#### Reading passage

One UK company I keep a close eye on is Lloyds Banking Group (LSE: LLOY). That’s because I regard the Black Horse bank as a rough bellwether for the UK’s economic health. Thus, when Lloyds shares are doing well, British business is often flourishing. So how has the bank’s share price fared of late?
Lloyds shares slide in 2022
For the record, here’s how the Lloyds share price (currently 43.4p) has performed over seven different timescales:
|Year to date||-9.2%|
As you can see, Lloyds stock has dropped almost a tenth so far this calendar year. To me, that doesn’t seem too bad, given the background of red-hot inflation, rising interest rates, plunging consumer confidence, the Russia-Ukraine war, and the rising risk of a global recession. That said, Lloyds shares have been something of a dog over the past half-decade, losing more than a third of their value.
What might revive the share price in 2022-23?
After recent declines, here’s how the bank’s fundamentals stack up right now:
|52-week low (7 March 2022)||38.1p|
|52-week high (17 January 2022)||56p|
As things stand, the Lloyds share price is much closer to its March low of 38.1p than its January (pre-war) peak of 56p. At first glance, this leads me to believe that there may be hidden value in this popular and widely held stock. After all, the current no-premium price tag of £30bn would buy me one of the UK’s largest retail banks with up to 30m customers and almost 65,000 workers. That doesn’t seem pricey to me.
However, the problem with the above figures is that they’re trailing — backward-facing — numbers. And 2021-22 was an outstanding year for Lloyds, as the bank released billions of pounds of reserves previously set aside against loan losses. With a cost-of-living crisis rocking the UK this year, it’s likely that the bank’s latest results will take a hit as economic growth slows.
What next for this stock?
What would I like to see to support the current Lloyds share price and pump it up in future? First, I’d like to see some resilience in earnings in its half-year results, due to be released on 27 July. Rising interest rates should widen Lloyds’ net interest margin and, therefore, boost interest income.

########
#### Data under study

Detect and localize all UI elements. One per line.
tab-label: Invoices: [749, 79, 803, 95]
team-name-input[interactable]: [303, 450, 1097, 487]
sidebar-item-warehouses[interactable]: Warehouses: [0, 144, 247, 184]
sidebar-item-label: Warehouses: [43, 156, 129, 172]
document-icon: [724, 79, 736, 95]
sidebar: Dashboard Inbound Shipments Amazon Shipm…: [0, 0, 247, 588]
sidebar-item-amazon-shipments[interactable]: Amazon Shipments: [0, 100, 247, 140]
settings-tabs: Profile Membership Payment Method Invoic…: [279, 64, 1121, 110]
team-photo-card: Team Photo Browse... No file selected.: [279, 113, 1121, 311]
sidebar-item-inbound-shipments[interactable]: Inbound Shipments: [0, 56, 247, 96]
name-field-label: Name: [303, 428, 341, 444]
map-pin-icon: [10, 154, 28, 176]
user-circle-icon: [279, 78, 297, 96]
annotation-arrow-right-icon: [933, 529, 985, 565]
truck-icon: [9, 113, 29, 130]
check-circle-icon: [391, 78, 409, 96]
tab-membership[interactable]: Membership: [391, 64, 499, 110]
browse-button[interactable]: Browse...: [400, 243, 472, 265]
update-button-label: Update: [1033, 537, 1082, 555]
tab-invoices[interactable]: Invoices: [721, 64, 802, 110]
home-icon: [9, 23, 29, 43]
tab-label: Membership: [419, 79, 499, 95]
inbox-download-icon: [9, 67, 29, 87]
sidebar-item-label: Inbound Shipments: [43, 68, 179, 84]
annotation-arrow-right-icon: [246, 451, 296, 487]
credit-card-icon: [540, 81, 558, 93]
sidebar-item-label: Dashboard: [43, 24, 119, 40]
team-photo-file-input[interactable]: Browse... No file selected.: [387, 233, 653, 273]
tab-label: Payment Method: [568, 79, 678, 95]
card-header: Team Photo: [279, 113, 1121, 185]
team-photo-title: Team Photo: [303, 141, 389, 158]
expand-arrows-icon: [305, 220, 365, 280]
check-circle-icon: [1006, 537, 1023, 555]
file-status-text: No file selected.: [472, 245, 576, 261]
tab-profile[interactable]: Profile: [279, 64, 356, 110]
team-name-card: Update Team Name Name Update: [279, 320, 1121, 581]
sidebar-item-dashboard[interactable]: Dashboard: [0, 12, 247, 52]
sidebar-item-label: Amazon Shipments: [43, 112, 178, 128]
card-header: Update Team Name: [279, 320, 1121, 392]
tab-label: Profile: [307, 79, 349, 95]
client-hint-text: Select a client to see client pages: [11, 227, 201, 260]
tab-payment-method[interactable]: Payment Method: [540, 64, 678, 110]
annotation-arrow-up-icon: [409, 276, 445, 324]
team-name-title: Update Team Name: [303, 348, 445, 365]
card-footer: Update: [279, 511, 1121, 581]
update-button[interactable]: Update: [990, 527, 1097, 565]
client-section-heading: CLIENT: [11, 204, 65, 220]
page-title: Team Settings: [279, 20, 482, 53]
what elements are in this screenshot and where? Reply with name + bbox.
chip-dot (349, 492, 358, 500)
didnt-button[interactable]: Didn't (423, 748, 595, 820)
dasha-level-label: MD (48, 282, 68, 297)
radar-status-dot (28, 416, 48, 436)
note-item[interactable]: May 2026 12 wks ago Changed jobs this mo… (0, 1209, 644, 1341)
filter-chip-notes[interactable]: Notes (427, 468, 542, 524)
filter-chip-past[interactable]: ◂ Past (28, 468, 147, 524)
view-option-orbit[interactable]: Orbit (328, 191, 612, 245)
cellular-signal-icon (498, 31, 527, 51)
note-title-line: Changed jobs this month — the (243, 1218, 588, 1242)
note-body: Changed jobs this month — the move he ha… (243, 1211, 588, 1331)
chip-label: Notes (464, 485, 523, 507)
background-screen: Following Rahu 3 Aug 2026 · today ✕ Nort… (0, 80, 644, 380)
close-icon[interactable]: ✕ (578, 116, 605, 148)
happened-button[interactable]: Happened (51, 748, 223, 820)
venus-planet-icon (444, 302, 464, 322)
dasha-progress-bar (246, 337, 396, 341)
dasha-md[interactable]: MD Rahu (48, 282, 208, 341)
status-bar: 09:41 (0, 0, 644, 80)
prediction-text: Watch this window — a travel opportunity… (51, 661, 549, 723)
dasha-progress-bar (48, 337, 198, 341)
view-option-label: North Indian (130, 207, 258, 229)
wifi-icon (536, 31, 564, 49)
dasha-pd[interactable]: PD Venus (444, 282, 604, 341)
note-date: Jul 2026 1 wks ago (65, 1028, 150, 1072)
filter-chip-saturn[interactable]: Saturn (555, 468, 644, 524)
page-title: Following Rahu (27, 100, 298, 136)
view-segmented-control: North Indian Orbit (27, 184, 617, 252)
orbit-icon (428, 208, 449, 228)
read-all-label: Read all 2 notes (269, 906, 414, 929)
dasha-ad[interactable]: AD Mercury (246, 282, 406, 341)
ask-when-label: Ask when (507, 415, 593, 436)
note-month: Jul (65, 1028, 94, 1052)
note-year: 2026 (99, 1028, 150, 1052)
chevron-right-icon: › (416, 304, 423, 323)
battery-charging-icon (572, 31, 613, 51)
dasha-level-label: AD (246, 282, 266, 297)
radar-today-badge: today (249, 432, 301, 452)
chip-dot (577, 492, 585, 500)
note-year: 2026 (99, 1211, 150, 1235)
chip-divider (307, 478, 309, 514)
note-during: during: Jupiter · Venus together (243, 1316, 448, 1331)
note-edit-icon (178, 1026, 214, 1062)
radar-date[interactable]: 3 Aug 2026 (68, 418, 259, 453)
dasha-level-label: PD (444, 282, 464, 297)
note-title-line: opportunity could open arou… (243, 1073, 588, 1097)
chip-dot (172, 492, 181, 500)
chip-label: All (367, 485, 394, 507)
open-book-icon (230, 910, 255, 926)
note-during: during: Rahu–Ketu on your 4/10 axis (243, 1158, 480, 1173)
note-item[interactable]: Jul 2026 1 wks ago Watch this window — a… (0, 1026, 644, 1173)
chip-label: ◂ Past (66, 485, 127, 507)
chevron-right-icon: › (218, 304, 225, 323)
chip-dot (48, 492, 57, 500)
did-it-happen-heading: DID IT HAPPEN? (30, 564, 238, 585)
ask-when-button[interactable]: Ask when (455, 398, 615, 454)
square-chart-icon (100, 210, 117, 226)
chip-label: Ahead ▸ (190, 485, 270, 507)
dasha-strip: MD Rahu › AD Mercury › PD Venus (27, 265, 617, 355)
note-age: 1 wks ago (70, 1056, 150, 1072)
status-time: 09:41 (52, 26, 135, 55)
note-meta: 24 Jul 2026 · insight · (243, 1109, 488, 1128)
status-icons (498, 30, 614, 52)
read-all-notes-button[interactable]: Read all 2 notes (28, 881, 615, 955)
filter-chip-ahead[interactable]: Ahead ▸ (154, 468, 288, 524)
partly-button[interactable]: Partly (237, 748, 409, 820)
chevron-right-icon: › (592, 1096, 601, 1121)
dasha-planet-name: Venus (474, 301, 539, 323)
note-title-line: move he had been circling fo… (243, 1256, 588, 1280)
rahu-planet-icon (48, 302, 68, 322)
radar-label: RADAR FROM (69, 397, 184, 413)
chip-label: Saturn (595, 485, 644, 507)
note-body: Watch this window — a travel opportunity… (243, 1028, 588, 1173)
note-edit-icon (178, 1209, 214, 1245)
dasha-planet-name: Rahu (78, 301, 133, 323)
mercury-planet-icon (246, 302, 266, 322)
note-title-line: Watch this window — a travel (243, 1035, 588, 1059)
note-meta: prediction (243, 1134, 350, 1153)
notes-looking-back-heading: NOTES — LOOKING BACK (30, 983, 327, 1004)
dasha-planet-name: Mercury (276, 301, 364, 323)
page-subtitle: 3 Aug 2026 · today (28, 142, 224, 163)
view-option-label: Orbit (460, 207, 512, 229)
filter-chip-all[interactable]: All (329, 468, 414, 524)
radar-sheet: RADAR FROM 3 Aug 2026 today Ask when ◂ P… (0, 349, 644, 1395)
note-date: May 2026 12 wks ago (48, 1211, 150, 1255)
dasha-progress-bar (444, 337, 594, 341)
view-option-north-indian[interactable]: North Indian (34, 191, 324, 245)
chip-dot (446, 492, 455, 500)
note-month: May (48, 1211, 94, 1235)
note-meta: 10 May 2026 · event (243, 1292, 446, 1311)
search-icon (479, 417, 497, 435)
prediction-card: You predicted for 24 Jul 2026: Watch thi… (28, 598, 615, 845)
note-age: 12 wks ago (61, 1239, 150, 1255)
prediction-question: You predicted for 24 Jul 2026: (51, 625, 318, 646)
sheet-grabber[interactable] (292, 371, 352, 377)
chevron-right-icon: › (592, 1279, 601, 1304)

########

## Using the information
• a. For each statement about the Lloyds shares article, answer yes or no and quote the words that decide it: (i) The Lloyds share price currently sits nearer its March low than its January peak. (ii) Lloyds shares gained value over the past half-decade. (iii) The bank's half-year results are due to be released on 27 July.
• b. Duplicate the part of the Lloyds shares article that begins at the words "Lloyds shares slide" and stops after "price in 2022-23?".

## Your responses
• a.
(i) Yes: "the Lloyds share price is much closer to its March low of 38.1p than its January (pre-war) peak of 56p"
(ii) No: "Lloyds shares have been something of a dog over the past half-decade, losing more than a third of their value"
(iii) Yes: "its half-year results, due to be released on 27 July"

• b.
Lloyds shares slide in 2022
For the record, here’s how the Lloyds share price (currently 43.4p) has performed over seven different timescales:
|Year to date||-9.2%|
As you can see, Lloyds stock has dropped almost a tenth so far this calendar year. To me, that doesn’t seem too bad, given the background of red-hot inflation, rising interest rates, plunging consumer confidence, the Russia-Ukraine war, and the rising risk of a global recession. That said, Lloyds shares have been something of a dog over the past half-decade, losing more than a third of their value.
What might revive the share price in 2022-23?